=== STORED ROWS ===

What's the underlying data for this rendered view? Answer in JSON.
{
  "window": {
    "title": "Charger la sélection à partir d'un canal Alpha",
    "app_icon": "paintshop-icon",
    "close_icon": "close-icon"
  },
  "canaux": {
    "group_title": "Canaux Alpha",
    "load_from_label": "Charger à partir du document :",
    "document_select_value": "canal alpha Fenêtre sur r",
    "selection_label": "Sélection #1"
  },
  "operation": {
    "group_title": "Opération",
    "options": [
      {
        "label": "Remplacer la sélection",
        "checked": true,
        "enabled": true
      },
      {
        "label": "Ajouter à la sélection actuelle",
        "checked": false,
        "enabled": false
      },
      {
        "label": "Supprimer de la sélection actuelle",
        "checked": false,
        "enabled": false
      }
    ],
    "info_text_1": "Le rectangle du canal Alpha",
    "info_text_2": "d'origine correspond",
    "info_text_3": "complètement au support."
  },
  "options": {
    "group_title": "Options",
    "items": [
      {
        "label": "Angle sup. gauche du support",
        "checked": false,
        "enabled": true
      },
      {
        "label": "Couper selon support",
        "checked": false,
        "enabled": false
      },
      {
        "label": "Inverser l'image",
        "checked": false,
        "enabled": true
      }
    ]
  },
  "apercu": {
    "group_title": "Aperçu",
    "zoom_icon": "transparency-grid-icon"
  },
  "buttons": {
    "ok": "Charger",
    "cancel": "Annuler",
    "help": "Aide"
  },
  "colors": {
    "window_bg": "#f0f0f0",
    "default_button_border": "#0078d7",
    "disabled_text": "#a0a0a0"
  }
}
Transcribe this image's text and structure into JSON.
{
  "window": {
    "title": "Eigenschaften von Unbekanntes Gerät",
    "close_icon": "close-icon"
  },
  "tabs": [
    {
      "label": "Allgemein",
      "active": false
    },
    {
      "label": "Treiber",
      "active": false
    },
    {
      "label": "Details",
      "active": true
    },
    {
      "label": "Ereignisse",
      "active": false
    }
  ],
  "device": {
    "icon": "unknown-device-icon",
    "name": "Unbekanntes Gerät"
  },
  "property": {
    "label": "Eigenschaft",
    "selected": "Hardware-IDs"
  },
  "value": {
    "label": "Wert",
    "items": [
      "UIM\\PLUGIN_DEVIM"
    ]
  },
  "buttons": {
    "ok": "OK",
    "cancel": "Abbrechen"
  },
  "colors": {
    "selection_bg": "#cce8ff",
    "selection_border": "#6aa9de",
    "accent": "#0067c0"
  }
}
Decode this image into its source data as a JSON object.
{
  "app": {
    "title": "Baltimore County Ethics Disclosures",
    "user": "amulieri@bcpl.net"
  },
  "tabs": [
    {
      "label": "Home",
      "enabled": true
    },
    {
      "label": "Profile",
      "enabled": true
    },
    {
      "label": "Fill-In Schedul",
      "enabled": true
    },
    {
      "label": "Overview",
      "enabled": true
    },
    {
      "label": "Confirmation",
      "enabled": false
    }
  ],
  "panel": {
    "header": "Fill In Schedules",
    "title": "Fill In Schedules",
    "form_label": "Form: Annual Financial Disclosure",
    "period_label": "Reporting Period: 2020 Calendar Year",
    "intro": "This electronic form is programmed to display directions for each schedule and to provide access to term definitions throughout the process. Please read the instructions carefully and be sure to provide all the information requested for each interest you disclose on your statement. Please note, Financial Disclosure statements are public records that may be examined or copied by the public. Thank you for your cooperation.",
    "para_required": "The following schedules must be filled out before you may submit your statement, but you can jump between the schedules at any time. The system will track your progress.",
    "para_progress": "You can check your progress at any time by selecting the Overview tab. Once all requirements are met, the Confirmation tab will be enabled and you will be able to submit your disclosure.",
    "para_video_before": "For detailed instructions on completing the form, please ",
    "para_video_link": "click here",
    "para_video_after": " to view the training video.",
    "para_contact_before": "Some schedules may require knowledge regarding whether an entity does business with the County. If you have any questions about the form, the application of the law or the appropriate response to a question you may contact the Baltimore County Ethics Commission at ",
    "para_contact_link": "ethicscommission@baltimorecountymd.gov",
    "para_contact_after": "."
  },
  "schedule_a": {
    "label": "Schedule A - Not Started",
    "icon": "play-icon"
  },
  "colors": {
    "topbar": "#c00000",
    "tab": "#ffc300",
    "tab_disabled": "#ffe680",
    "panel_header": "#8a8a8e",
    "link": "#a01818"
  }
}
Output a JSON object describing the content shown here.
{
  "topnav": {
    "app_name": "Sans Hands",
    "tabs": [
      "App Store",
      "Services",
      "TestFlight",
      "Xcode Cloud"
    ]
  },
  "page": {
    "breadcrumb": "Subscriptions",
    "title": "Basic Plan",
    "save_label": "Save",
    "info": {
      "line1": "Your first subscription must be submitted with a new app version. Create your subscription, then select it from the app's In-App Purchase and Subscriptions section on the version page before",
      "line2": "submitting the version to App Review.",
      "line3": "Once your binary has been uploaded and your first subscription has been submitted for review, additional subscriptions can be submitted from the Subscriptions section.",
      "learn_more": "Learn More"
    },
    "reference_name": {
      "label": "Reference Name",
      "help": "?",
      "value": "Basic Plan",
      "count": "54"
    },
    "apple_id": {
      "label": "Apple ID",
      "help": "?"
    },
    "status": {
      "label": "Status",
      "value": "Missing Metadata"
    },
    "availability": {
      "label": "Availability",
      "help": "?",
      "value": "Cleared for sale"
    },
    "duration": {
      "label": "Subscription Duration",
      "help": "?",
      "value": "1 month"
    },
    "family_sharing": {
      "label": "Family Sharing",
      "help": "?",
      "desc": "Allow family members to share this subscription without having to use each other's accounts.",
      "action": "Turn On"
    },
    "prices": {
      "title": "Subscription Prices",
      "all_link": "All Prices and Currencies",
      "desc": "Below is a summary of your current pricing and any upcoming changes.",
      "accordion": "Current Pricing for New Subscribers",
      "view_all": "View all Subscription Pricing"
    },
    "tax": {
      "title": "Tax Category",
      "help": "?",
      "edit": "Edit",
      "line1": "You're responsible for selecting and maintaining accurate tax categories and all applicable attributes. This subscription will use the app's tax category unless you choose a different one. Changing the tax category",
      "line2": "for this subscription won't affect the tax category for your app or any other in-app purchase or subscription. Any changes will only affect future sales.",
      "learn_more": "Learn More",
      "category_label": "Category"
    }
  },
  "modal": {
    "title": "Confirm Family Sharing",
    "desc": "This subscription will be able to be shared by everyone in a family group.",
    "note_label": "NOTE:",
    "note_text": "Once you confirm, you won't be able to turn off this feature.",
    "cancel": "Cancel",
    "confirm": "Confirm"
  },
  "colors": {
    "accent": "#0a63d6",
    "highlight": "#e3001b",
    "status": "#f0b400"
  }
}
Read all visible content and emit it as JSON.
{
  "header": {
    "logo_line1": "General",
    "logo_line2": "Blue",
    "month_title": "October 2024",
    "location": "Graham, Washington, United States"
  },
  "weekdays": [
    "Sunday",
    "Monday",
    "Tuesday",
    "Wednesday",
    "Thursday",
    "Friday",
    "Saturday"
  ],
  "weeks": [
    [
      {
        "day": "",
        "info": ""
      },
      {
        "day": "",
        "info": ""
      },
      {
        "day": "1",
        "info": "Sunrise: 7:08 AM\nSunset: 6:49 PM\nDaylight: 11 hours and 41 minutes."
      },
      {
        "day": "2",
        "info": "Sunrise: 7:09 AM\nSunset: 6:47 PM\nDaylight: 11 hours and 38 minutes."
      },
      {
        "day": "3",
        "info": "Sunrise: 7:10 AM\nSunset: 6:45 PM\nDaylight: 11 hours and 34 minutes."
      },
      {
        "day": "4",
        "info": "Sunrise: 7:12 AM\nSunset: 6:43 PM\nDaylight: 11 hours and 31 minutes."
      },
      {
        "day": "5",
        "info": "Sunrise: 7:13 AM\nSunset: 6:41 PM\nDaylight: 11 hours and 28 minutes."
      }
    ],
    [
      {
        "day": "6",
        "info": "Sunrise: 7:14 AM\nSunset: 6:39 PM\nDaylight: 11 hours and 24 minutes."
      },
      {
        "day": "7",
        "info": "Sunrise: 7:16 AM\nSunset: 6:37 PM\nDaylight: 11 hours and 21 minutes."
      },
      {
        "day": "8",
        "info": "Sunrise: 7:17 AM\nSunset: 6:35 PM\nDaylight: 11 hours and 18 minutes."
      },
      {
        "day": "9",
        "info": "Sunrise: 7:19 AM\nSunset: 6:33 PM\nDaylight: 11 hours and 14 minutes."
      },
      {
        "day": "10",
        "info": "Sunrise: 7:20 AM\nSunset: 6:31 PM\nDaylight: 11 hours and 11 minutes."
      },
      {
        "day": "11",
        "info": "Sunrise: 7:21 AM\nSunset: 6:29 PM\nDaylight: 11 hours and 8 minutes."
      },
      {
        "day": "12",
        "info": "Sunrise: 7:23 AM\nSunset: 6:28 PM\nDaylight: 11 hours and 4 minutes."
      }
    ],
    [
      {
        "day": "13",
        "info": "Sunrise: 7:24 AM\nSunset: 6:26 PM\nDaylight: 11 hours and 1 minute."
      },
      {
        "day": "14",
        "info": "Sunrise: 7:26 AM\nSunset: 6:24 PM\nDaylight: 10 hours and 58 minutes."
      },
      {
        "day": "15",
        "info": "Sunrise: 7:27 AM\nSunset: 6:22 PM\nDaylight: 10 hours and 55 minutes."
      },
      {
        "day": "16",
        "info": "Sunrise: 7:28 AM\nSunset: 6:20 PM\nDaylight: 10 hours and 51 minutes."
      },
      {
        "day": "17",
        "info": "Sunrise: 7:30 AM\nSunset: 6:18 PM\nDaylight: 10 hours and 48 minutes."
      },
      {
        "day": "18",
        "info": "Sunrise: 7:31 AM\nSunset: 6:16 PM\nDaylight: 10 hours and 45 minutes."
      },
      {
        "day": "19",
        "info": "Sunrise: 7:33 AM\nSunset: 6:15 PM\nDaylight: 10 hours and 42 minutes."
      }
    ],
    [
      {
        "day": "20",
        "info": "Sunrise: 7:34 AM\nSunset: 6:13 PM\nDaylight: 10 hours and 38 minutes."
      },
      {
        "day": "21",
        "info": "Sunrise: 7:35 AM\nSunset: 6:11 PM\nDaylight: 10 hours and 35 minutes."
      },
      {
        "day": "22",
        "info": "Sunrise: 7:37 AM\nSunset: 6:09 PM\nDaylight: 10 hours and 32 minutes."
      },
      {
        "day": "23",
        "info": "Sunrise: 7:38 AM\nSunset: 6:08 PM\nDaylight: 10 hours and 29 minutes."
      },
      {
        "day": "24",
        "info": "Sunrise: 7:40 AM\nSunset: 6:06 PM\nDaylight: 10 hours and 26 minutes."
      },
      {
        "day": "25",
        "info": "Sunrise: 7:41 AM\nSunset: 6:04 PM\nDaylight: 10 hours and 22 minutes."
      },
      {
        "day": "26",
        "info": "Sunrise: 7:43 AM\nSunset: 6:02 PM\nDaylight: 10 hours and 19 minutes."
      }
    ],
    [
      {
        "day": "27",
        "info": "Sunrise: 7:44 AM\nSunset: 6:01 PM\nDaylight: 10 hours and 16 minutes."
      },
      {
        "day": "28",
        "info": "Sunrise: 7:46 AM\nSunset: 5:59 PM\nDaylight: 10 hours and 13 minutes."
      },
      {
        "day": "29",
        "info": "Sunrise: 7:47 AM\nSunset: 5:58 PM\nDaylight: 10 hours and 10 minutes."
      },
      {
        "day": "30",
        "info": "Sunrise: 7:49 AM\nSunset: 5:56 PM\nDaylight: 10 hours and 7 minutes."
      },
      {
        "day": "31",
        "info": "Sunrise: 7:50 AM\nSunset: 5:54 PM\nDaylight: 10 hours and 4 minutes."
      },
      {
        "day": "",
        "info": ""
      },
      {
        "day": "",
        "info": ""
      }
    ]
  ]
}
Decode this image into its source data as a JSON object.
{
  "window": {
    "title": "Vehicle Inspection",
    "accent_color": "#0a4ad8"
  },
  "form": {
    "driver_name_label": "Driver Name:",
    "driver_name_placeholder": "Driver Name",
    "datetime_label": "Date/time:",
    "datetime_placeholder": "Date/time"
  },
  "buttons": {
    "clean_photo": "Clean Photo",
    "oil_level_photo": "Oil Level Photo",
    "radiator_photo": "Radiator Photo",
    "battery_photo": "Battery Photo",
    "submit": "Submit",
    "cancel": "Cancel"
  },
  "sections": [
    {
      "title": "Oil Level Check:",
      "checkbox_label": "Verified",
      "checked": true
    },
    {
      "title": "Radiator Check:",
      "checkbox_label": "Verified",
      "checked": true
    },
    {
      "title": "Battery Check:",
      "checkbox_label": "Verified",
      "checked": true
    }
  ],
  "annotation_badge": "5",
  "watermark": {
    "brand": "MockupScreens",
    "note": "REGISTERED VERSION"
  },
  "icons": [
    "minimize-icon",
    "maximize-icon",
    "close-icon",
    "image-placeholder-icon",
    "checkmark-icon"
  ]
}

===

- _EXERCISE DETAILS_:
Count the lines in which the string "cancel" appears, then report only that figure.

- _WORKED ANSWER_:
4